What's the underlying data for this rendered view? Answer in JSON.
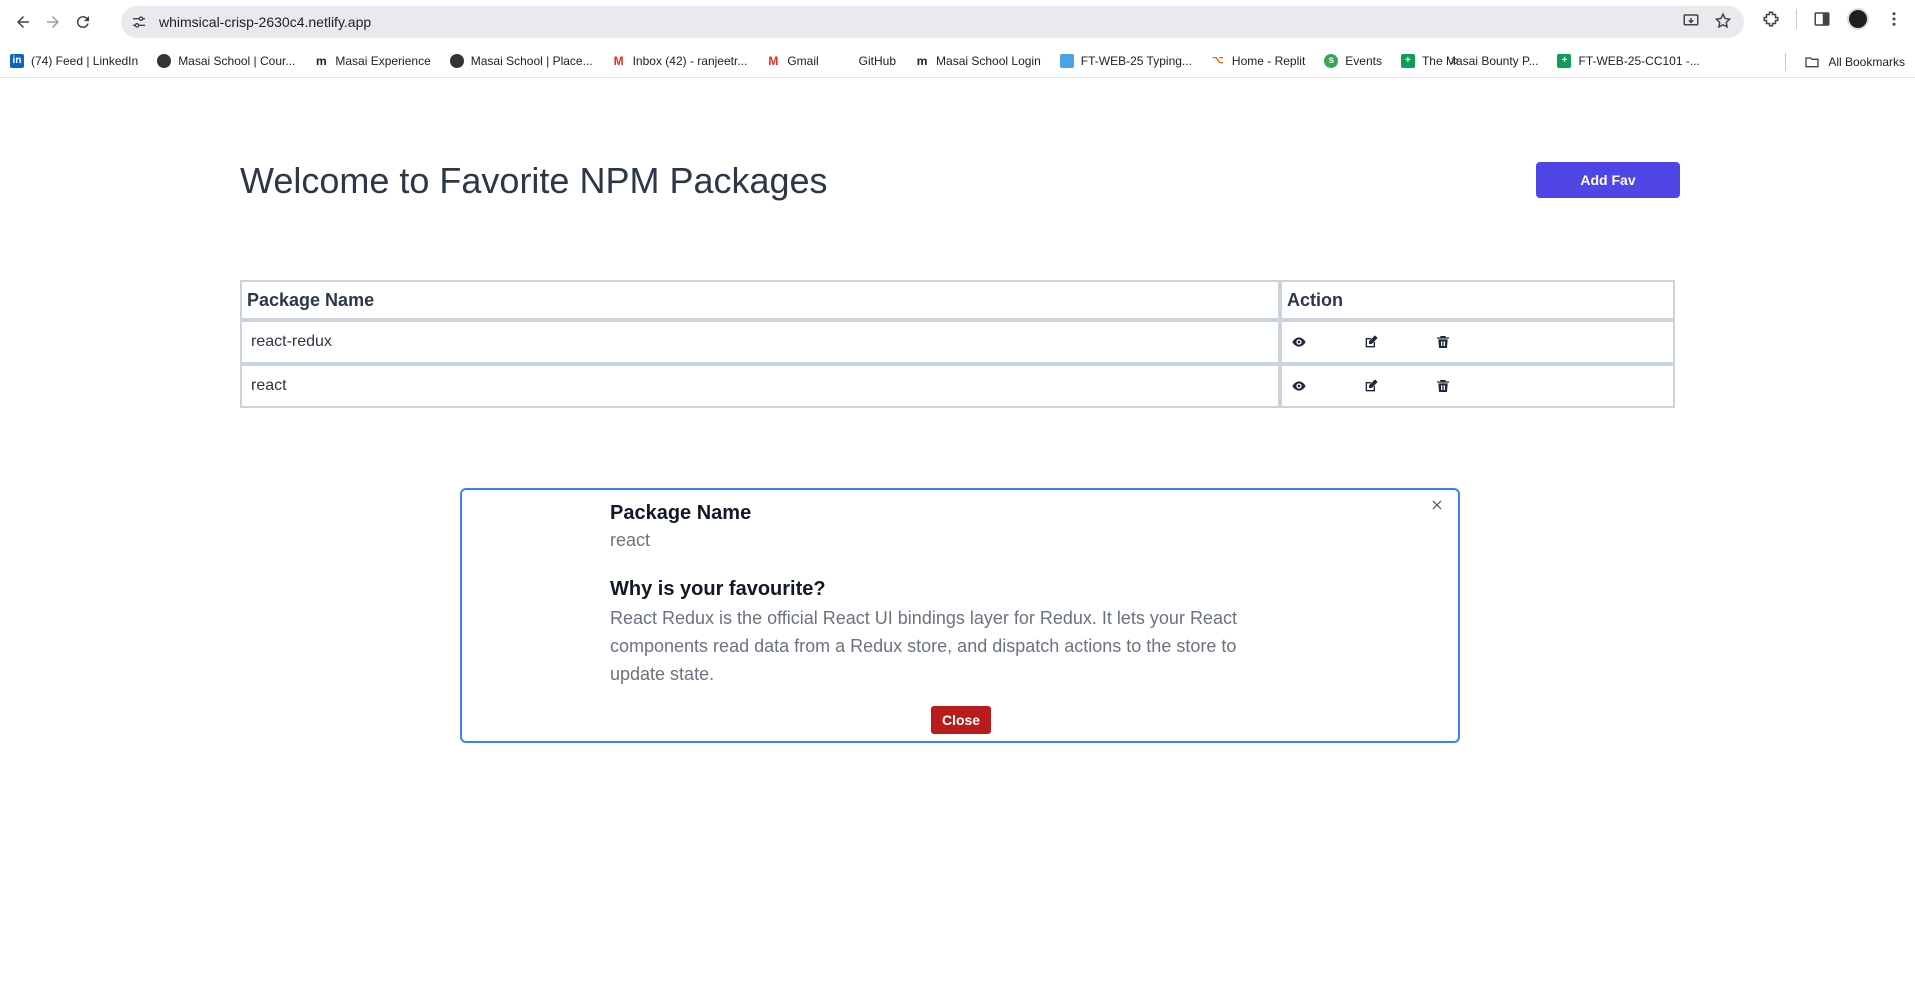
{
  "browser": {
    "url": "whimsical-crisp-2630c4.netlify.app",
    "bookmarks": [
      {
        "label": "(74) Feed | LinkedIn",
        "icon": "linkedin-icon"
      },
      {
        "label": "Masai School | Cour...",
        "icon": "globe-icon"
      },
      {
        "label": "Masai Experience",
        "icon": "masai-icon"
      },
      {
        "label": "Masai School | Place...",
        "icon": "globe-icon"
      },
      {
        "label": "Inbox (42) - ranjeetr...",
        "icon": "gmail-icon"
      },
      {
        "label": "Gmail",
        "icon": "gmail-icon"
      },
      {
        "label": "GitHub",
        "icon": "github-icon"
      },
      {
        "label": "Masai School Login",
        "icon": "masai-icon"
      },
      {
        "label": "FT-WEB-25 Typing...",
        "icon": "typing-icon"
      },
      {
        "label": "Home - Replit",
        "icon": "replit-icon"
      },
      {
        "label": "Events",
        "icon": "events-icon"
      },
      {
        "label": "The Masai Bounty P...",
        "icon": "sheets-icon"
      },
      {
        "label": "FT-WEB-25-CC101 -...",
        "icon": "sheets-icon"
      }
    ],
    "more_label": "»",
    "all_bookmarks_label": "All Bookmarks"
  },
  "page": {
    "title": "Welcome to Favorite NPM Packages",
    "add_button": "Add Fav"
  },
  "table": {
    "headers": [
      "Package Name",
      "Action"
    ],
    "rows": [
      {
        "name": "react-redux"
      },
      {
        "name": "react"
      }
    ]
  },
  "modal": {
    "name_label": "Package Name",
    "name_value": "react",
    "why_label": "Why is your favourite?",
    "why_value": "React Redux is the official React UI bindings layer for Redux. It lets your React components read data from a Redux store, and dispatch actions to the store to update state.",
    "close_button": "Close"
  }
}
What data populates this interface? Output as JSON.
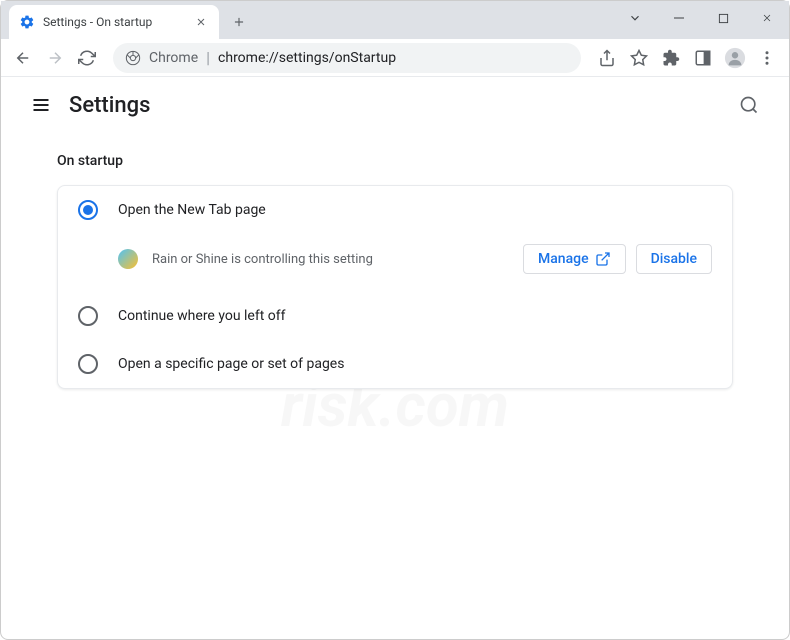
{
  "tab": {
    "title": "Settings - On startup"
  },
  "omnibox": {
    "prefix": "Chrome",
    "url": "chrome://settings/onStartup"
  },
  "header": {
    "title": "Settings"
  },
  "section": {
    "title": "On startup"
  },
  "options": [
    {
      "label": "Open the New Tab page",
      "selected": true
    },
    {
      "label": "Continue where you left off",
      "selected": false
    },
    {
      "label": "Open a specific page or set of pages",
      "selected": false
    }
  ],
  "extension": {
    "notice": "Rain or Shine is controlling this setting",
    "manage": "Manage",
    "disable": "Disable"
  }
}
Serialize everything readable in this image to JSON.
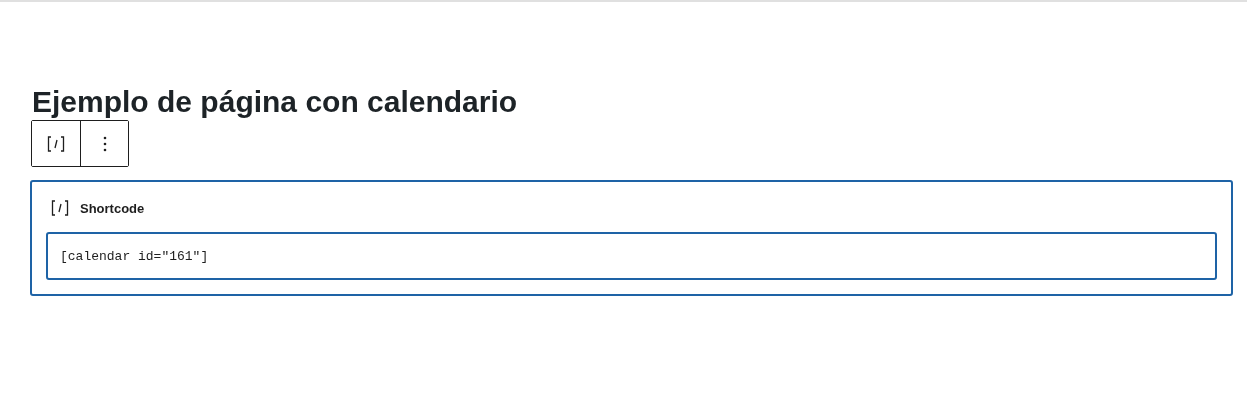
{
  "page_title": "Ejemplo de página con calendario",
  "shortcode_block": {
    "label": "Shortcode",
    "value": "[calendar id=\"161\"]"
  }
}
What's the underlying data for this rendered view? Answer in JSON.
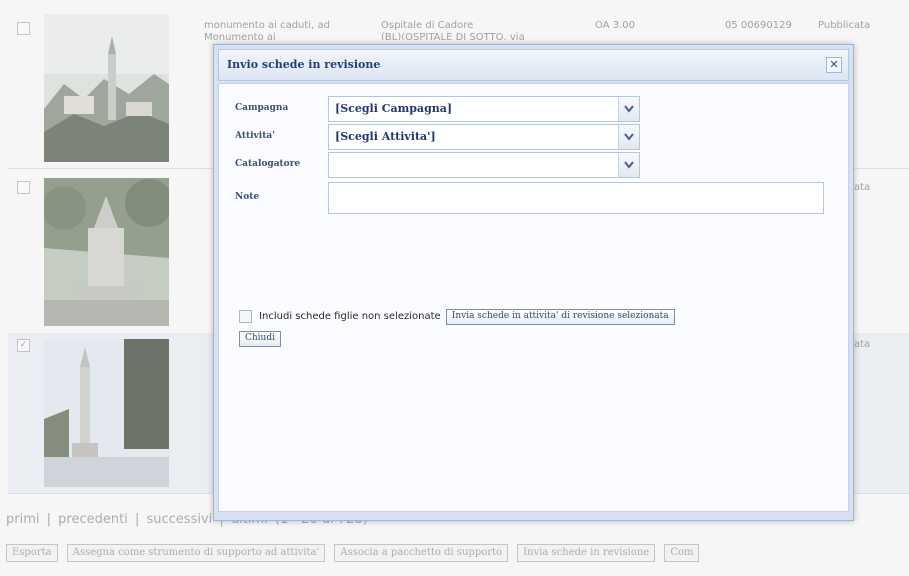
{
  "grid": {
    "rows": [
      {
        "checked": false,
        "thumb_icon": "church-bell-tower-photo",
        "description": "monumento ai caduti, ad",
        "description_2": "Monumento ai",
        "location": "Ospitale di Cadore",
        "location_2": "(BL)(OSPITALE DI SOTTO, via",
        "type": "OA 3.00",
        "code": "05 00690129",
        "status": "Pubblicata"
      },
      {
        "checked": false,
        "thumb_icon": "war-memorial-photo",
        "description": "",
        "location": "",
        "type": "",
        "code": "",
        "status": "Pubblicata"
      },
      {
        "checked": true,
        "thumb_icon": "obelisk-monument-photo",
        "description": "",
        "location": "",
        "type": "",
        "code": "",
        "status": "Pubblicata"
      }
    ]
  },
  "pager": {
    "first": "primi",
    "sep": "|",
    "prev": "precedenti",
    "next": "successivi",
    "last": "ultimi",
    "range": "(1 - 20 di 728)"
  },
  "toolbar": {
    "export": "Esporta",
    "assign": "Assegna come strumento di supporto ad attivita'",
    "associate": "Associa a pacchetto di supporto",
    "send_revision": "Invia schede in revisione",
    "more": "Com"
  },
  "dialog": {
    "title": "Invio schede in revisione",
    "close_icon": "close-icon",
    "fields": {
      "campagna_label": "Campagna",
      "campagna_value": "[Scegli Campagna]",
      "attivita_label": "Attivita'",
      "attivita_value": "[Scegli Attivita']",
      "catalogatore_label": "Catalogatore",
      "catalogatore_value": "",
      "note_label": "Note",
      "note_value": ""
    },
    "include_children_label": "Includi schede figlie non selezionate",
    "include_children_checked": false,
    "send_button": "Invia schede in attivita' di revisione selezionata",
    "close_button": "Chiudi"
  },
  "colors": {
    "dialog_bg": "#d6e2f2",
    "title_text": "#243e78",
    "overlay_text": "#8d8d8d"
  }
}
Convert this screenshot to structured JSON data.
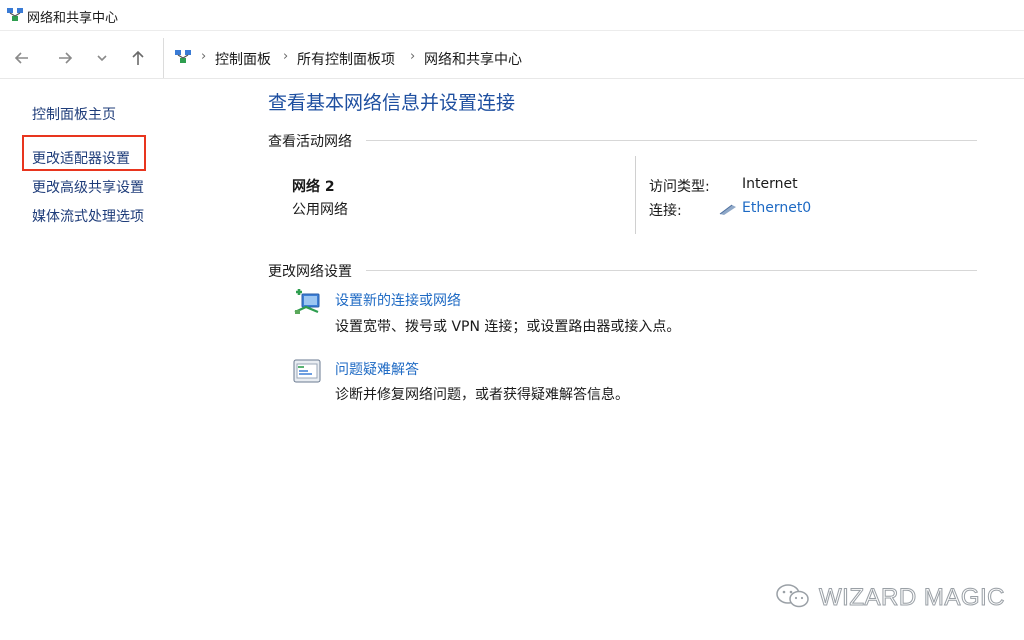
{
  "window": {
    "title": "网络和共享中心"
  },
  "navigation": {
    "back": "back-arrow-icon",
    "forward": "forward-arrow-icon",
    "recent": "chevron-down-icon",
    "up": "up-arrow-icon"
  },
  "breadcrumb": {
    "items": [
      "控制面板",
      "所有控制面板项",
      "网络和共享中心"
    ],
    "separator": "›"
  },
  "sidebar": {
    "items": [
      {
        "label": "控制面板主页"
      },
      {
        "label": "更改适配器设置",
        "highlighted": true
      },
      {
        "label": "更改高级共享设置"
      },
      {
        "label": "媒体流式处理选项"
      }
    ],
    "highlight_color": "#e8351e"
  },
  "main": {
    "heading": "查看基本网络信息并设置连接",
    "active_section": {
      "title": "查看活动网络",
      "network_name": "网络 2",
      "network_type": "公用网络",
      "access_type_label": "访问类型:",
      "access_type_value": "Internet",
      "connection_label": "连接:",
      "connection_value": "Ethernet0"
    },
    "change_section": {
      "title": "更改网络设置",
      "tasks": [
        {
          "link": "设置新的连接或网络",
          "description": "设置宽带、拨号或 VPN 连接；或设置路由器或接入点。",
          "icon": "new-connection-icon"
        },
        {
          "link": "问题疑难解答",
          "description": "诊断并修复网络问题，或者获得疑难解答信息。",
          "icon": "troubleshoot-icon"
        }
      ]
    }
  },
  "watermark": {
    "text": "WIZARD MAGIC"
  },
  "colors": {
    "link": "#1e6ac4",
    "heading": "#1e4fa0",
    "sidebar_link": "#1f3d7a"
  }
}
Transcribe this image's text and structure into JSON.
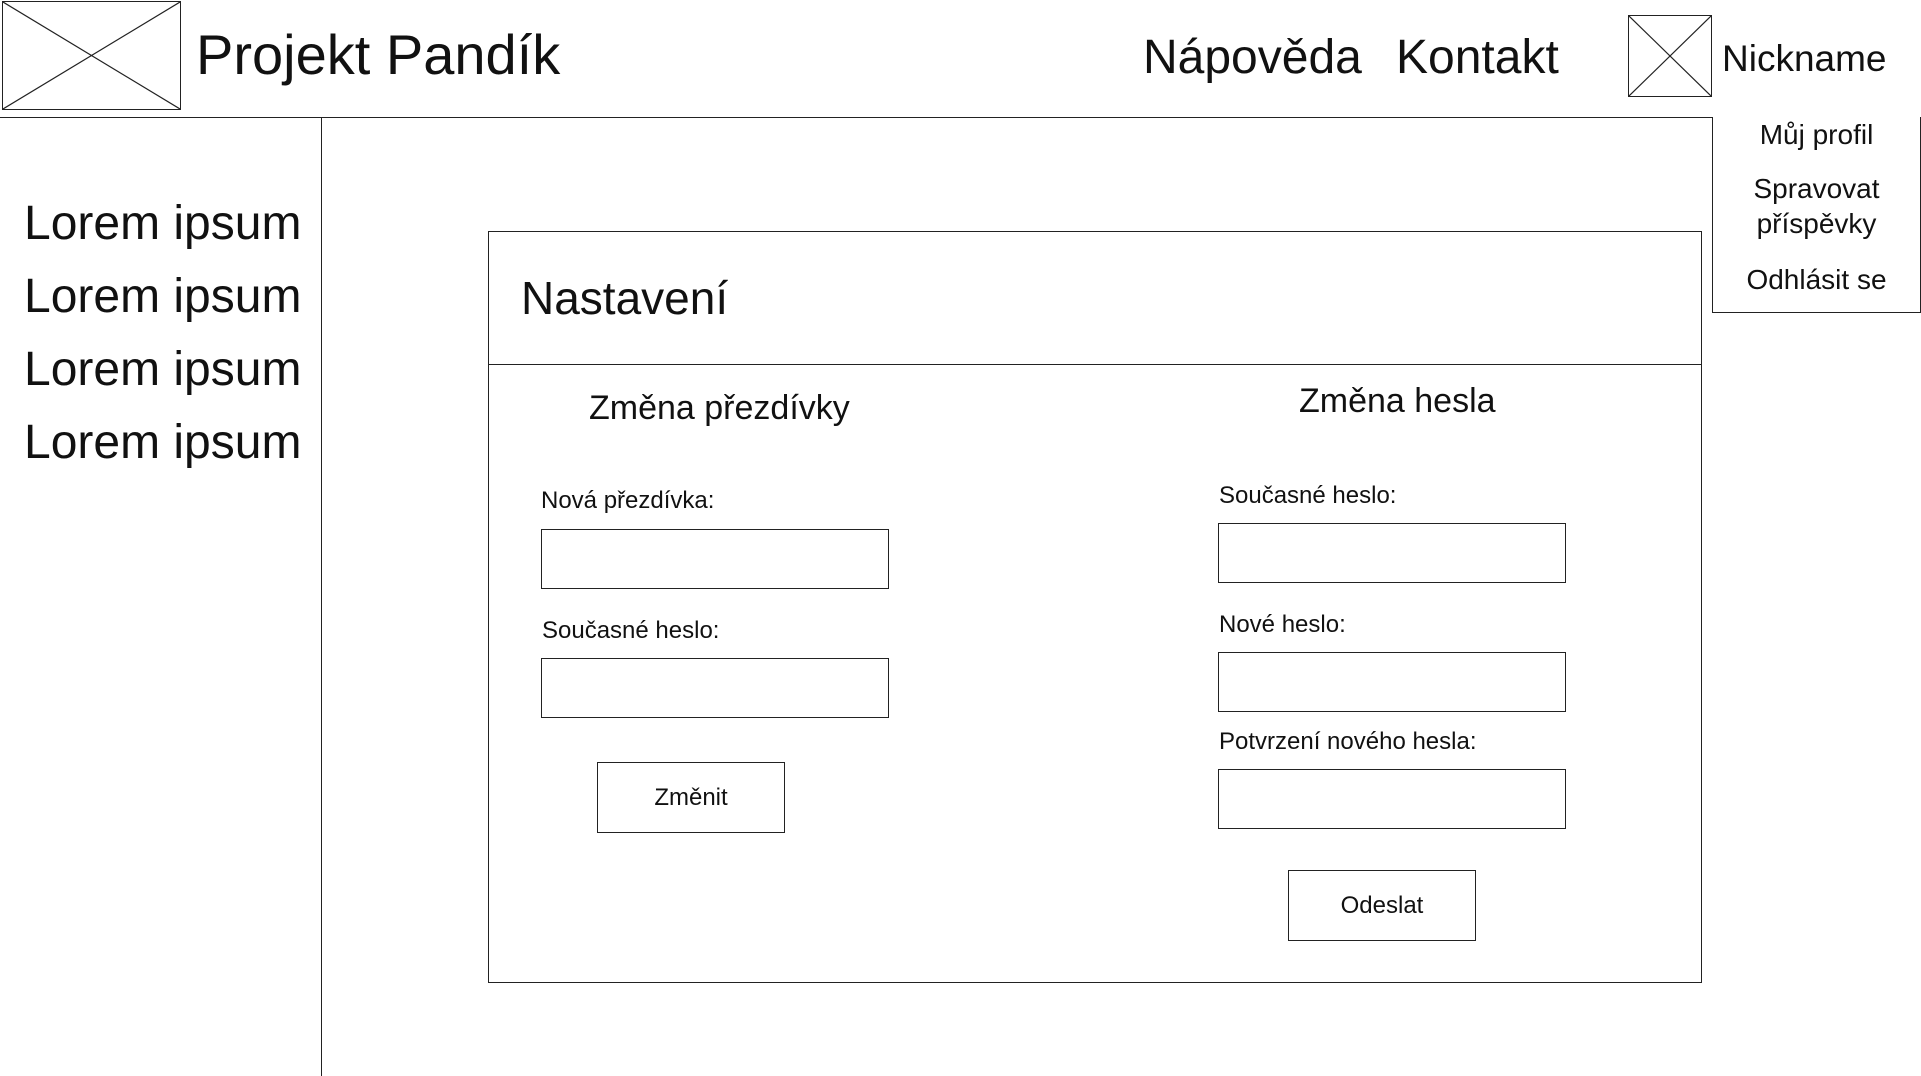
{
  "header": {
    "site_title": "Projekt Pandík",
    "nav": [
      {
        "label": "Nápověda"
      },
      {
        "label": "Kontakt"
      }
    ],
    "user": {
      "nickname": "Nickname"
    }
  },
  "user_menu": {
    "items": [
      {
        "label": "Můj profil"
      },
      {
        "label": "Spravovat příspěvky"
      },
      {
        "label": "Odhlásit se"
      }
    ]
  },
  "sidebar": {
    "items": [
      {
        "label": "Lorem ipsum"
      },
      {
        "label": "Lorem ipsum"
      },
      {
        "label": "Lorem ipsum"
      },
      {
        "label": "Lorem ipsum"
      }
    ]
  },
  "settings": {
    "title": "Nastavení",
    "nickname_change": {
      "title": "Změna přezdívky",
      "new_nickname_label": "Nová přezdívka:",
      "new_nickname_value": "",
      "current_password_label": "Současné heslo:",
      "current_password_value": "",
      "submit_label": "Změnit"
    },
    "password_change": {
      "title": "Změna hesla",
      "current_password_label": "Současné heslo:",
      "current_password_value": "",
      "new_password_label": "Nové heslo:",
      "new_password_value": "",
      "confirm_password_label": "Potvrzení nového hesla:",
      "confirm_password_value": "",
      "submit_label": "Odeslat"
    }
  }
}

**PROBLEM DETAILS:** The word "arrow" may occur in lines of the records. Report how many such lines there are, giving only the number.

**RESULT FOR THIS EXERCISE:** 3